◆ **Provided material**:
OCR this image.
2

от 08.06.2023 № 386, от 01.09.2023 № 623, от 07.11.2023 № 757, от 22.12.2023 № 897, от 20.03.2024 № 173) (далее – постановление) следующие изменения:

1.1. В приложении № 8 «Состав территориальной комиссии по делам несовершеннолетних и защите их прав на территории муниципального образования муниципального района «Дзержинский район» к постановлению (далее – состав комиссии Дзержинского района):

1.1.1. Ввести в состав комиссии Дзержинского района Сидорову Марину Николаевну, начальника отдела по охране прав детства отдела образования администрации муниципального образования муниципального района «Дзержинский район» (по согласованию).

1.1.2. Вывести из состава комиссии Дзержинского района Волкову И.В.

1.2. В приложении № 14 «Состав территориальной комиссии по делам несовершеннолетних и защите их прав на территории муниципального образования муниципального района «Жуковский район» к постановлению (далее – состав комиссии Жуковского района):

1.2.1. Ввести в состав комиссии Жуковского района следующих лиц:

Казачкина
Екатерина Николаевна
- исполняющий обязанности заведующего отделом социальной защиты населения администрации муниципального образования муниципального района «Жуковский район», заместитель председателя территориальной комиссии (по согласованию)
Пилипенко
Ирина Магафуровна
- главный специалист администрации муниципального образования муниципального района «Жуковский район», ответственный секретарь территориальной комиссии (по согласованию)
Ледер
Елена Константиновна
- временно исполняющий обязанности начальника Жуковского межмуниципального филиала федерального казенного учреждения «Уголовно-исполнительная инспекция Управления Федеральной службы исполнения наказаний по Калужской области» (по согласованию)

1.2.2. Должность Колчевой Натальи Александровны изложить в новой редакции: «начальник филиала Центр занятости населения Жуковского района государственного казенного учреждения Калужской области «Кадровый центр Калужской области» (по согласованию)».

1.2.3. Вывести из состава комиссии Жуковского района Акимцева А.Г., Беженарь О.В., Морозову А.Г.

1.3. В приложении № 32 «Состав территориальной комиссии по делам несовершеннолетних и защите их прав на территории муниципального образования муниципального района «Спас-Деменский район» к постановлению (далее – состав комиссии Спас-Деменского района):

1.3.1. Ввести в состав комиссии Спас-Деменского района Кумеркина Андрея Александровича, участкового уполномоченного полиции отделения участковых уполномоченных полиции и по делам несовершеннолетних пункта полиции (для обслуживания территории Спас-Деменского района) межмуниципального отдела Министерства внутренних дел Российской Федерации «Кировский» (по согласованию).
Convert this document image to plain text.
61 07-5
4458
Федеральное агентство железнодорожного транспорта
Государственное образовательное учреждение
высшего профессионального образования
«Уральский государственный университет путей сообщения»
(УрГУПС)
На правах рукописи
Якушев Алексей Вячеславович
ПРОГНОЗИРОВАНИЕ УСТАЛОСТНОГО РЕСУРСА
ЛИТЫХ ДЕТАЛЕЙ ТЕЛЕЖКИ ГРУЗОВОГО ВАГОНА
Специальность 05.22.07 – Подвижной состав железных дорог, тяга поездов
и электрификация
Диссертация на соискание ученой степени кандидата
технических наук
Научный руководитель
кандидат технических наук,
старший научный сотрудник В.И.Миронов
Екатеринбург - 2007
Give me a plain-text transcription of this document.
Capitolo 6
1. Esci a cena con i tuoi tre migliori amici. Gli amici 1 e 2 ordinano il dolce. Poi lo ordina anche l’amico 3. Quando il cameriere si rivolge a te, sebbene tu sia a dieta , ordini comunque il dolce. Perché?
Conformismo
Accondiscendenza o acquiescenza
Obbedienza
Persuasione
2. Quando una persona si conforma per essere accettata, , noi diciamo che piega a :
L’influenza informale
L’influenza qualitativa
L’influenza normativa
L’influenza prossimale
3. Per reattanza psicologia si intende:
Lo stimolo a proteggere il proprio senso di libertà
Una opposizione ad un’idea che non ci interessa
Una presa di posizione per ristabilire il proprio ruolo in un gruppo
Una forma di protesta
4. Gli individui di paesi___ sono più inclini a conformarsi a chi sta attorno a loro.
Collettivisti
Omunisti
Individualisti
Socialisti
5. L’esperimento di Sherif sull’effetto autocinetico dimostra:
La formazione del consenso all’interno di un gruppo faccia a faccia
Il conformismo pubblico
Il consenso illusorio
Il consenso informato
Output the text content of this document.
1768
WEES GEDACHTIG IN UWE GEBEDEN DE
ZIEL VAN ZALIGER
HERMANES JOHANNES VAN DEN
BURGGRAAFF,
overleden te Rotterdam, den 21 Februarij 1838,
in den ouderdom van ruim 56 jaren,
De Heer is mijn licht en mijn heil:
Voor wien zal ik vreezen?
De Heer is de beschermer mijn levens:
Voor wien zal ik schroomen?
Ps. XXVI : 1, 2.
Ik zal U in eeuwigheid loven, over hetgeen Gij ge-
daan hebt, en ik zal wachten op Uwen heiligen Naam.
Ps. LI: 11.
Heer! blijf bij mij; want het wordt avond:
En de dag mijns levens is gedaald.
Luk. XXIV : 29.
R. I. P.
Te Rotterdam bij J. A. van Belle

◆ **Exercise objective**:
Copy every line verbatim.

◆ **Exercise answer**:
OCR this image.
2

от 08.06.2023 № 386, от 01.09.2023 № 623, от 07.11.2023 № 757, от 22.12.2023 № 897, от 20.03.2024 № 173) (далее – постановление) следующие изменения:

1.1. В приложении № 8 «Состав территориальной комиссии по делам несовершеннолетних и защите их прав на территории муниципального образования муниципального района «Дзержинский район» к постановлению (далее – состав комиссии Дзержинского района):

1.1.1. Ввести в состав комиссии Дзержинского района Сидорову Марину Николаевну, начальника отдела по охране прав детства отдела образования администрации муниципального образования муниципального района «Дзержинский район» (по согласованию).

1.1.2. Вывести из состава комиссии Дзержинского района Волкову И.В.

1.2. В приложении № 14 «Состав территориальной комиссии по делам несовершеннолетних и защите их прав на территории муниципального образования муниципального района «Жуковский район» к постановлению (далее – состав комиссии Жуковского района):

1.2.1. Ввести в состав комиссии Жуковского района следующих лиц:

Казачкина
Екатерина Николаевна
- исполняющий обязанности заведующего отделом социальной защиты населения администрации муниципального образования муниципального района «Жуковский район», заместитель председателя территориальной комиссии (по согласованию)
Пилипенко
Ирина Магафуровна
- главный специалист администрации муниципального образования муниципального района «Жуковский район», ответственный секретарь территориальной комиссии (по согласованию)
Ледер
Елена Константиновна
- временно исполняющий обязанности начальника Жуковского межмуниципального филиала федерального казенного учреждения «Уголовно-исполнительная инспекция Управления Федеральной службы исполнения наказаний по Калужской области» (по согласованию)

1.2.2. Должность Колчевой Натальи Александровны изложить в новой редакции: «начальник филиала Центр занятости населения Жуковского района государственного казенного учреждения Калужской области «Кадровый центр Калужской области» (по согласованию)».

1.2.3. Вывести из состава комиссии Жуковского района Акимцева А.Г., Беженарь О.В., Морозову А.Г.

1.3. В приложении № 32 «Состав территориальной комиссии по делам несовершеннолетних и защите их прав на территории муниципального образования муниципального района «Спас-Деменский район» к постановлению (далее – состав комиссии Спас-Деменского района):

1.3.1. Ввести в состав комиссии Спас-Деменского района Кумеркина Андрея Александровича, участкового уполномоченного полиции отделения участковых уполномоченных полиции и по делам несовершеннолетних пункта полиции (для обслуживания территории Спас-Деменского района) межмуниципального отдела Министерства внутренних дел Российской Федерации «Кировский» (по согласованию).
Convert this document image to plain text.
61 07-5
4458
Федеральное агентство железнодорожного транспорта
Государственное образовательное учреждение
высшего профессионального образования
«Уральский государственный университет путей сообщения»
(УрГУПС)
На правах рукописи
Якушев Алексей Вячеславович
ПРОГНОЗИРОВАНИЕ УСТАЛОСТНОГО РЕСУРСА
ЛИТЫХ ДЕТАЛЕЙ ТЕЛЕЖКИ ГРУЗОВОГО ВАГОНА
Специальность 05.22.07 – Подвижной состав железных дорог, тяга поездов
и электрификация
Диссертация на соискание ученой степени кандидата
технических наук
Научный руководитель
кандидат технических наук,
старший научный сотрудник В.И.Миронов
Екатеринбург - 2007
Give me a plain-text transcription of this document.
Capitolo 6
1. Esci a cena con i tuoi tre migliori amici. Gli amici 1 e 2 ordinano il dolce. Poi lo ordina anche l’amico 3. Quando il cameriere si rivolge a te, sebbene tu sia a dieta , ordini comunque il dolce. Perché?
Conformismo
Accondiscendenza o acquiescenza
Obbedienza
Persuasione
2. Quando una persona si conforma per essere accettata, , noi diciamo che piega a :
L’influenza informale
L’influenza qualitativa
L’influenza normativa
L’influenza prossimale
3. Per reattanza psicologia si intende:
Lo stimolo a proteggere il proprio senso di libertà
Una opposizione ad un’idea che non ci interessa
Una presa di posizione per ristabilire il proprio ruolo in un gruppo
Una forma di protesta
4. Gli individui di paesi___ sono più inclini a conformarsi a chi sta attorno a loro.
Collettivisti
Omunisti
Individualisti
Socialisti
5. L’esperimento di Sherif sull’effetto autocinetico dimostra:
La formazione del consenso all’interno di un gruppo faccia a faccia
Il conformismo pubblico
Il consenso illusorio
Il consenso informato
Output the text content of this document.
1768
WEES GEDACHTIG IN UWE GEBEDEN DE
ZIEL VAN ZALIGER
HERMANES JOHANNES VAN DEN
BURGGRAAFF,
overleden te Rotterdam, den 21 Februarij 1838,
in den ouderdom van ruim 56 jaren,
De Heer is mijn licht en mijn heil:
Voor wien zal ik vreezen?
De Heer is de beschermer mijn levens:
Voor wien zal ik schroomen?
Ps. XXVI : 1, 2.
Ik zal U in eeuwigheid loven, over hetgeen Gij ge-
daan hebt, en ik zal wachten op Uwen heiligen Naam.
Ps. LI: 11.
Heer! blijf bij mij; want het wordt avond:
En de dag mijns levens is gedaald.
Luk. XXIV : 29.
R. I. P.
Te Rotterdam bij J. A. van Belle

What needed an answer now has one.